# Input material
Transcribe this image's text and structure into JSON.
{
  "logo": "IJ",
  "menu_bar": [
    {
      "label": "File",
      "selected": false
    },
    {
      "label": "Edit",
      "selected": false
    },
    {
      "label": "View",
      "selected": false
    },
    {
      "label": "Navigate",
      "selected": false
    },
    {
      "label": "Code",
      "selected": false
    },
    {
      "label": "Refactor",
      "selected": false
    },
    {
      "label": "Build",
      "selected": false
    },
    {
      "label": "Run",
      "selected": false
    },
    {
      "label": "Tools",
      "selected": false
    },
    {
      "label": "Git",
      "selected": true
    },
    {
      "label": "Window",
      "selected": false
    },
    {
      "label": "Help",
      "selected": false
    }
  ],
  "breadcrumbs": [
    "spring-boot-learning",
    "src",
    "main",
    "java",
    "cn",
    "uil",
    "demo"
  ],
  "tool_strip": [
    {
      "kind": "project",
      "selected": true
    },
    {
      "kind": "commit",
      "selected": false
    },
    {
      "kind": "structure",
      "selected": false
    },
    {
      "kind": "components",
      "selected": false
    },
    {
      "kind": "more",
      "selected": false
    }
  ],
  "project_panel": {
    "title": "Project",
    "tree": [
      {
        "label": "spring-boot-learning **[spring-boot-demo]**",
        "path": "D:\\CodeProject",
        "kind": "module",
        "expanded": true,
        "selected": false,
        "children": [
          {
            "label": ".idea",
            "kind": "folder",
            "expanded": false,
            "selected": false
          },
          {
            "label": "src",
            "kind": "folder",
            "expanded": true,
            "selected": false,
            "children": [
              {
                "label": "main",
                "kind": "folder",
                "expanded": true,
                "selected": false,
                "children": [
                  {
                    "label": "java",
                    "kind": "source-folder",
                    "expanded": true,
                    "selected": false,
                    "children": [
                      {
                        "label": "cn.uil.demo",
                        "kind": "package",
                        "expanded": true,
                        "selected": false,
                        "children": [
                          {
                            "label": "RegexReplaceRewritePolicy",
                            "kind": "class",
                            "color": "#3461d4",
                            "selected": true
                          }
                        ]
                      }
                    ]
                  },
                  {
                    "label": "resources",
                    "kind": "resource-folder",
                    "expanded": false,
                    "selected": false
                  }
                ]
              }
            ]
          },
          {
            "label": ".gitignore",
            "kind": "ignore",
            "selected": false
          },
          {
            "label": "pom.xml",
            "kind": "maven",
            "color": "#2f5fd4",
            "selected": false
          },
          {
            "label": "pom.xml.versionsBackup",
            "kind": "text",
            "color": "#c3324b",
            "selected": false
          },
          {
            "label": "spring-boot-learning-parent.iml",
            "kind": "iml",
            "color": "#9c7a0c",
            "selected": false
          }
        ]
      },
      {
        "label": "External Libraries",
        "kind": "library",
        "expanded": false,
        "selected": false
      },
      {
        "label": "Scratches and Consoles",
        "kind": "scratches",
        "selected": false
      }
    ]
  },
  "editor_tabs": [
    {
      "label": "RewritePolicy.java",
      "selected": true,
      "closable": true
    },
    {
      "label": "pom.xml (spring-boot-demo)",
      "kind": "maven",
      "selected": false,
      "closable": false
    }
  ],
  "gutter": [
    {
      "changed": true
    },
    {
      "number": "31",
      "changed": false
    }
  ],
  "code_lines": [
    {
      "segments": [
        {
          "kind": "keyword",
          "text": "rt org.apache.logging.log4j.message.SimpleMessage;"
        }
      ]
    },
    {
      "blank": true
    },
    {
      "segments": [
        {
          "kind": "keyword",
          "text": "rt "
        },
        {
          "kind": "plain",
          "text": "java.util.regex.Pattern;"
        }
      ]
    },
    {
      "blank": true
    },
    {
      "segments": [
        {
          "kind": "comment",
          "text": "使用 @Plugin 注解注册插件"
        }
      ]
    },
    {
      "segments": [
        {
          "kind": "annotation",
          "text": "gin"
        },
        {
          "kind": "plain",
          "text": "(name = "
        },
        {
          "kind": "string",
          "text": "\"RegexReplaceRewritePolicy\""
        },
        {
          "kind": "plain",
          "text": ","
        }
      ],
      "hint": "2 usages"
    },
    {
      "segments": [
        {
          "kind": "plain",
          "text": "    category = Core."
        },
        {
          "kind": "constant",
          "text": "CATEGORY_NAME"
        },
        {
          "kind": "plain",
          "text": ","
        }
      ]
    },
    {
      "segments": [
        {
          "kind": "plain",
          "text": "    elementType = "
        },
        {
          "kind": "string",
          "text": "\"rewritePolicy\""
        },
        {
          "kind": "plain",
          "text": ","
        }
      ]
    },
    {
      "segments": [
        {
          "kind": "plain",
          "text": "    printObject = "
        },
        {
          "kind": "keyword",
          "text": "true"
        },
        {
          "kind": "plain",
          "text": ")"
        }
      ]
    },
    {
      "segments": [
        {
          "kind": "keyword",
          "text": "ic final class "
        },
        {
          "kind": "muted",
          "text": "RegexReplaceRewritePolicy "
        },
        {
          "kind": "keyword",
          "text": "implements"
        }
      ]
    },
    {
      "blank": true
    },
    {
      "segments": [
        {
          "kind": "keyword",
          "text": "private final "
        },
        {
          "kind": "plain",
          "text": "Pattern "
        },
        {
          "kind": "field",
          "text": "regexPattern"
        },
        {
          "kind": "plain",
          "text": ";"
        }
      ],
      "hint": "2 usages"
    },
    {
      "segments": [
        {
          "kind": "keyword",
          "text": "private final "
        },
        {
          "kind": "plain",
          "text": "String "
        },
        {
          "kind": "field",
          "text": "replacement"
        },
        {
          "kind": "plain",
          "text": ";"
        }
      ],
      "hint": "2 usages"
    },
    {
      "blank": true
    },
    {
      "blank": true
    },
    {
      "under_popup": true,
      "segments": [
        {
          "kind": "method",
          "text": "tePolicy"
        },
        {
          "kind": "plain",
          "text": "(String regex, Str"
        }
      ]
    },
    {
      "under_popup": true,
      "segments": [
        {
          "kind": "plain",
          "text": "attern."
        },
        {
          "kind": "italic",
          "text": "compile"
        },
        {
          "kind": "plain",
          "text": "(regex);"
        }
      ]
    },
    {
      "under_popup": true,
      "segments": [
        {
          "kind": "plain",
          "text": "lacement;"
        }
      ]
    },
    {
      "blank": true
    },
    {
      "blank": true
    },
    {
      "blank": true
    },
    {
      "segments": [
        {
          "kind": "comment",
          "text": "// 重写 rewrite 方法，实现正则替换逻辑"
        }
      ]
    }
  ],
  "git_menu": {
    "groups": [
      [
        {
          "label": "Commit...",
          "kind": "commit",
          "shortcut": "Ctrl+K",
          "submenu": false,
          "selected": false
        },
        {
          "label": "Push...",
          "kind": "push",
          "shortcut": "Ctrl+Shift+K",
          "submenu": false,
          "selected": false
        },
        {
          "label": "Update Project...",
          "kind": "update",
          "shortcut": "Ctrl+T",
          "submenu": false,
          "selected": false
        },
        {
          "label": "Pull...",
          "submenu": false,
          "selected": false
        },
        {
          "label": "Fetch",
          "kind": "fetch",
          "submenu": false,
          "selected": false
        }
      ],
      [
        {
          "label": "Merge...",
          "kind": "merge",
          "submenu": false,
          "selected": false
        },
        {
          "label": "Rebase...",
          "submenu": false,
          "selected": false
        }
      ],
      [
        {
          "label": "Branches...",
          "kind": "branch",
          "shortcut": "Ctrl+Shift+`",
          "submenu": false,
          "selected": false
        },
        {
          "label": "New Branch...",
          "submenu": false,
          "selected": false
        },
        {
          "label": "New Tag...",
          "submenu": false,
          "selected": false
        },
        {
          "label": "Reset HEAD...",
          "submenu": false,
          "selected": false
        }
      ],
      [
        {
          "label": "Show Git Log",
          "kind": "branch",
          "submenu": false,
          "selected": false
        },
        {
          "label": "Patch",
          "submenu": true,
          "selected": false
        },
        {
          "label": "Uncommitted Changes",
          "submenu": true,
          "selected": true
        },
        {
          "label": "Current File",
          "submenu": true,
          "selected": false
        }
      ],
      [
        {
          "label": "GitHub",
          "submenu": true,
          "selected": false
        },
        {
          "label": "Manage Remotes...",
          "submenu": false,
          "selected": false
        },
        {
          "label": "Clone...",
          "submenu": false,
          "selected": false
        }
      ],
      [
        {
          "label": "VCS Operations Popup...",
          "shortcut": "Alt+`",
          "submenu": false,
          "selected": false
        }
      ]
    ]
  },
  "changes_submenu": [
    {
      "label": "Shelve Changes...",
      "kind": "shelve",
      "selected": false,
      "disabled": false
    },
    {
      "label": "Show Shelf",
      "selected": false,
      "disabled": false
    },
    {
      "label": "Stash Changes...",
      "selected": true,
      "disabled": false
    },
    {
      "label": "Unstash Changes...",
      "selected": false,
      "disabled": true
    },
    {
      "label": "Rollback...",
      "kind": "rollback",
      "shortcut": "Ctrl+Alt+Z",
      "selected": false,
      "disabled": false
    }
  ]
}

# Goal
Each line that holds the word "Shift" is to be copied.

# The answer
          "shortcut": "Ctrl+Shift+K",
          "shortcut": "Ctrl+Shift+`",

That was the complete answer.